-------- EXERCISE MATERIAL

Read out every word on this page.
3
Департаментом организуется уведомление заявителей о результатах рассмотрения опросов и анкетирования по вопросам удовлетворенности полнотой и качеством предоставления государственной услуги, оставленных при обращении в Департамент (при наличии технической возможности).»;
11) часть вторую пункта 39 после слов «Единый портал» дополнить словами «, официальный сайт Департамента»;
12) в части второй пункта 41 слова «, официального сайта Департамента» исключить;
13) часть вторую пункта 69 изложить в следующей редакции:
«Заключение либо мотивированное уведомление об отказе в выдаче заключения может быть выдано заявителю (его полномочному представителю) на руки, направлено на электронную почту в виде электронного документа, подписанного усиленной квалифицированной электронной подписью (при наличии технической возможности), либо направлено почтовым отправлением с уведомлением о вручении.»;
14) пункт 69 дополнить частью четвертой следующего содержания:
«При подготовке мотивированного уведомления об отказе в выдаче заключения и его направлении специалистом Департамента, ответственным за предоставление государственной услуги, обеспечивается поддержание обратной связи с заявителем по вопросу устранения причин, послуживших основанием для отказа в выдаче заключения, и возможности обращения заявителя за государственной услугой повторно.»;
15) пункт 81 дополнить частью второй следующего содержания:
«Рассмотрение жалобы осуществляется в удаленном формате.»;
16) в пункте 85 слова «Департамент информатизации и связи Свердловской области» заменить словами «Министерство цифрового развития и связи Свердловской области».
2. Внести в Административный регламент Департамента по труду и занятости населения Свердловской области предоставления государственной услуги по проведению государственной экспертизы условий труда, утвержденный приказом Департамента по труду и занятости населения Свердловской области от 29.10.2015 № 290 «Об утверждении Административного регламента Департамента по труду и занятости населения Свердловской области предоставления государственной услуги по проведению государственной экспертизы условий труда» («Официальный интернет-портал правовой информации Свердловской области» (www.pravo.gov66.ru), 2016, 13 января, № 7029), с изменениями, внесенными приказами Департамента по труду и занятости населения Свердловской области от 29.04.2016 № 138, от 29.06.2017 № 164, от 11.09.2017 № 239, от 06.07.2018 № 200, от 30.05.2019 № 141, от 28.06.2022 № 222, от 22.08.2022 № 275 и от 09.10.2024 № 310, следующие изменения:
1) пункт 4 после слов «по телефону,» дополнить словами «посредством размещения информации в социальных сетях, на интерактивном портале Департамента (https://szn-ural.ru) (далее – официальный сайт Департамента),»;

----------------

**SHORT TASK:** Copy every record exactly as presented.

**EXERCISE OUTPUT:**
Read out every word on this page.
3
Департаментом организуется уведомление заявителей о результатах рассмотрения опросов и анкетирования по вопросам удовлетворенности полнотой и качеством предоставления государственной услуги, оставленных при обращении в Департамент (при наличии технической возможности).»;
11) часть вторую пункта 39 после слов «Единый портал» дополнить словами «, официальный сайт Департамента»;
12) в части второй пункта 41 слова «, официального сайта Департамента» исключить;
13) часть вторую пункта 69 изложить в следующей редакции:
«Заключение либо мотивированное уведомление об отказе в выдаче заключения может быть выдано заявителю (его полномочному представителю) на руки, направлено на электронную почту в виде электронного документа, подписанного усиленной квалифицированной электронной подписью (при наличии технической возможности), либо направлено почтовым отправлением с уведомлением о вручении.»;
14) пункт 69 дополнить частью четвертой следующего содержания:
«При подготовке мотивированного уведомления об отказе в выдаче заключения и его направлении специалистом Департамента, ответственным за предоставление государственной услуги, обеспечивается поддержание обратной связи с заявителем по вопросу устранения причин, послуживших основанием для отказа в выдаче заключения, и возможности обращения заявителя за государственной услугой повторно.»;
15) пункт 81 дополнить частью второй следующего содержания:
«Рассмотрение жалобы осуществляется в удаленном формате.»;
16) в пункте 85 слова «Департамент информатизации и связи Свердловской области» заменить словами «Министерство цифрового развития и связи Свердловской области».
2. Внести в Административный регламент Департамента по труду и занятости населения Свердловской области предоставления государственной услуги по проведению государственной экспертизы условий труда, утвержденный приказом Департамента по труду и занятости населения Свердловской области от 29.10.2015 № 290 «Об утверждении Административного регламента Департамента по труду и занятости населения Свердловской области предоставления государственной услуги по проведению государственной экспертизы условий труда» («Официальный интернет-портал правовой информации Свердловской области» (www.pravo.gov66.ru), 2016, 13 января, № 7029), с изменениями, внесенными приказами Департамента по труду и занятости населения Свердловской области от 29.04.2016 № 138, от 29.06.2017 № 164, от 11.09.2017 № 239, от 06.07.2018 № 200, от 30.05.2019 № 141, от 28.06.2022 № 222, от 22.08.2022 № 275 и от 09.10.2024 № 310, следующие изменения:
1) пункт 4 после слов «по телефону,» дополнить словами «посредством размещения информации в социальных сетях, на интерактивном портале Департамента (https://szn-ural.ru) (далее – официальный сайт Департамента),»;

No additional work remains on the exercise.